* _YOUR GOAL_: Pick every line from the data that holds the word "artelor".

[start SUPPLIED INFORMATION]

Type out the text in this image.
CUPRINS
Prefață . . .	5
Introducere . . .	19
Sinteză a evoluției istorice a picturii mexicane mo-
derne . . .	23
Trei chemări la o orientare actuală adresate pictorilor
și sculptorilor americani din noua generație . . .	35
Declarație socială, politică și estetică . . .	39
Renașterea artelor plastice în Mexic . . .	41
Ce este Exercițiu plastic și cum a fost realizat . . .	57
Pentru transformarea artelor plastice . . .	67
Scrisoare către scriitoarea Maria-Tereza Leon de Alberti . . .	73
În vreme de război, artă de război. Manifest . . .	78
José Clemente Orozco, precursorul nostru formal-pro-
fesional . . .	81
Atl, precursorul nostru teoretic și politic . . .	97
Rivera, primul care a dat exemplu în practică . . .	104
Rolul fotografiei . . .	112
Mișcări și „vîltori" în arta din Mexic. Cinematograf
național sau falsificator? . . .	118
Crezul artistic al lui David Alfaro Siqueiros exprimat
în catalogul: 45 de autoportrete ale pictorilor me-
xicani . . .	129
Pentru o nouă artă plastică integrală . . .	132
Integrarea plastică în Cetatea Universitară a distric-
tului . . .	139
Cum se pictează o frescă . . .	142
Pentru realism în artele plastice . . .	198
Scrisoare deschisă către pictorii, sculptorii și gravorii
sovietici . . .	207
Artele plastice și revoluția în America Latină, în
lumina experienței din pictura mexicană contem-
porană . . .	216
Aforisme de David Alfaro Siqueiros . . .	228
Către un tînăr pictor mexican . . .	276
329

[end SUPPLIED INFORMATION]

* _RESPONSE_:
Renașterea artelor plastice în Mexic . . .	41
Pentru transformarea artelor plastice . . .	67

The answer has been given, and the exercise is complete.